### [PROBLEM DESCRIPTION]
Only the lines with the string "repair" are needed; return each of them from the entries below.

### [MATERIAL SHOWN]

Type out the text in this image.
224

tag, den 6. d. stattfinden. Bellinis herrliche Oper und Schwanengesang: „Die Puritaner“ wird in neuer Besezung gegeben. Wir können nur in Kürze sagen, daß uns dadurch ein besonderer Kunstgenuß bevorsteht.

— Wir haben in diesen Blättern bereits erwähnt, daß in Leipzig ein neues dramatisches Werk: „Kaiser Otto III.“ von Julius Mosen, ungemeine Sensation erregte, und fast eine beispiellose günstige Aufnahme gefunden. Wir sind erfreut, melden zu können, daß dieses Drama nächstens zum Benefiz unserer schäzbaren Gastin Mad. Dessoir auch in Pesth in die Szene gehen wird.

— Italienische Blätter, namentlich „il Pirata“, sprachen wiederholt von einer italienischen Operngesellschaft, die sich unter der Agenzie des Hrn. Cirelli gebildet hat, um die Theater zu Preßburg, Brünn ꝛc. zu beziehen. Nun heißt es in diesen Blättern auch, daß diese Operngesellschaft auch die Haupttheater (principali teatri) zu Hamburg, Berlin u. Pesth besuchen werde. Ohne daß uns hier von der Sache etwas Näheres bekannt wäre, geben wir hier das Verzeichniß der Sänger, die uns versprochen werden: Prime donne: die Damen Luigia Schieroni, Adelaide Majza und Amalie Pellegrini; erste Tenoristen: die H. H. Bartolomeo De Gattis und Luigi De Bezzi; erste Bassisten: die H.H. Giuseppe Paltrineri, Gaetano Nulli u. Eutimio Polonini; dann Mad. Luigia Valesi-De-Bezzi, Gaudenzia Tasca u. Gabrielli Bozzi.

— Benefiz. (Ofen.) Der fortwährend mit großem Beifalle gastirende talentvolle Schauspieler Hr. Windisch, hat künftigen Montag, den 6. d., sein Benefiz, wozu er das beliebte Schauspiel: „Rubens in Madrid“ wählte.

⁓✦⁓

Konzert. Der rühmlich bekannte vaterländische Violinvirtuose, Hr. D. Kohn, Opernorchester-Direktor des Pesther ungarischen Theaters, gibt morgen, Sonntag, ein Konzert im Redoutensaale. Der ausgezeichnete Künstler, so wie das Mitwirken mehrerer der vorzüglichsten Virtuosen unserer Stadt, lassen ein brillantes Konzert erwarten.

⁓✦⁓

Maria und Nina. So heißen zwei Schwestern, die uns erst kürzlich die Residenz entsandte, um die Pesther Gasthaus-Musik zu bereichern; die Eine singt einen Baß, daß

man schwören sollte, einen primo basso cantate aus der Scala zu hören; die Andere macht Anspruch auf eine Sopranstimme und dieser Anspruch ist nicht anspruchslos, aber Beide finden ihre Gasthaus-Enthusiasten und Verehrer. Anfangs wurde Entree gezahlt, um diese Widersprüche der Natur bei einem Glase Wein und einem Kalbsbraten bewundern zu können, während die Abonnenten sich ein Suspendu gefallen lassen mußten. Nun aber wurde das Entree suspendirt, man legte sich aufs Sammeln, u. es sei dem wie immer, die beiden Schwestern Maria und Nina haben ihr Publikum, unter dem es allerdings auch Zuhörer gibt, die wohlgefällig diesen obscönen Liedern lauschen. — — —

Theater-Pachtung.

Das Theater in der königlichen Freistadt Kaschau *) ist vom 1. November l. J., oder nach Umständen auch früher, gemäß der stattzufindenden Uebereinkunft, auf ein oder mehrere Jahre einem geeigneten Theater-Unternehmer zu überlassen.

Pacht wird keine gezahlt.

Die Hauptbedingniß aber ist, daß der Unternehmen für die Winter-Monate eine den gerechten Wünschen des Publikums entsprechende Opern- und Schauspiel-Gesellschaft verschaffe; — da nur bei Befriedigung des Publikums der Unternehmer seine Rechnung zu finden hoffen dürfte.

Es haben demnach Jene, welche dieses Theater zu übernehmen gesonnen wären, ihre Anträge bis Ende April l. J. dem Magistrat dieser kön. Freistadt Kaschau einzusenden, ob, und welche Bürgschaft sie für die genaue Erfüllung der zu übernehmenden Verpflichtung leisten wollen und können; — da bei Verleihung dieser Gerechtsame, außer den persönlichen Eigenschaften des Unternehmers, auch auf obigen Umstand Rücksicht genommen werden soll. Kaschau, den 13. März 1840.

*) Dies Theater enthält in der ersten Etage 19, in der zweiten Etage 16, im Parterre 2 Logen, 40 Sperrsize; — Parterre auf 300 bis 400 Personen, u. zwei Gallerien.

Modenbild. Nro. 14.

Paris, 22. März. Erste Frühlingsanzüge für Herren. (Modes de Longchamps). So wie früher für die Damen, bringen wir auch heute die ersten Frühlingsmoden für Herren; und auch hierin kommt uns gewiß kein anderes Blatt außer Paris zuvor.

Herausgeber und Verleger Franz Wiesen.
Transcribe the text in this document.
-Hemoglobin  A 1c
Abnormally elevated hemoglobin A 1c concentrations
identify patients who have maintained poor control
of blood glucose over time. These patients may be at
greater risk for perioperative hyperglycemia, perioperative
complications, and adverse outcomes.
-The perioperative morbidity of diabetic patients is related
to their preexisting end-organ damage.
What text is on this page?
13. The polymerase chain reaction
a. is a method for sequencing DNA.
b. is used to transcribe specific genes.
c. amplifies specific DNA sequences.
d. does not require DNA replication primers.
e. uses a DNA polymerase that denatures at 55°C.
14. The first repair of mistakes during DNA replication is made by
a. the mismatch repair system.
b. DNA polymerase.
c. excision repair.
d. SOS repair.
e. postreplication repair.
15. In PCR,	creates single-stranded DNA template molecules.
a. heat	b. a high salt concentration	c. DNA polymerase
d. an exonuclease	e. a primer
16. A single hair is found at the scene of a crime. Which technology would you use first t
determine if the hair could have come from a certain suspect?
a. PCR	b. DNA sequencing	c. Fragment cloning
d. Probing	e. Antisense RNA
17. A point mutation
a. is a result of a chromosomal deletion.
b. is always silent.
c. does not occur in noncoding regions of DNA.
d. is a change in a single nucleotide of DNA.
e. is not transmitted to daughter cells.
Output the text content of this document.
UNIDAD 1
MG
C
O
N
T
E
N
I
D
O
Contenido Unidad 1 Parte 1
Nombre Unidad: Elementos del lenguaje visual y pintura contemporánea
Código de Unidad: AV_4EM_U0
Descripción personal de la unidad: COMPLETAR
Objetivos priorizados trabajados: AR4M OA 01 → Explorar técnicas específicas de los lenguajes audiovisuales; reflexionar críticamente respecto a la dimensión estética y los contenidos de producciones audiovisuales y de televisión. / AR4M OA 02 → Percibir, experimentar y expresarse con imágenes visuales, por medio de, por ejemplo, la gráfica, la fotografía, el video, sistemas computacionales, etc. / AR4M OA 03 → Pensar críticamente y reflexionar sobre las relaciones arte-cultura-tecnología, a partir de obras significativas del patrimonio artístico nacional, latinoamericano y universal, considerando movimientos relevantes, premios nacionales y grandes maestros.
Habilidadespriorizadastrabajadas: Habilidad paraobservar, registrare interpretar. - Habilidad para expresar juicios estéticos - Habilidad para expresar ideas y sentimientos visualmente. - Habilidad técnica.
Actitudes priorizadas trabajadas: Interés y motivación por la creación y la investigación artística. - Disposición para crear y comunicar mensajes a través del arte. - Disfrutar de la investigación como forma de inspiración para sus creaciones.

### [ANSWER TO THE EXERCISE]
14. The first repair of mistakes during DNA replication is made by
a. the mismatch repair system.
c. excision repair.
d. SOS repair.
e. postreplication repair.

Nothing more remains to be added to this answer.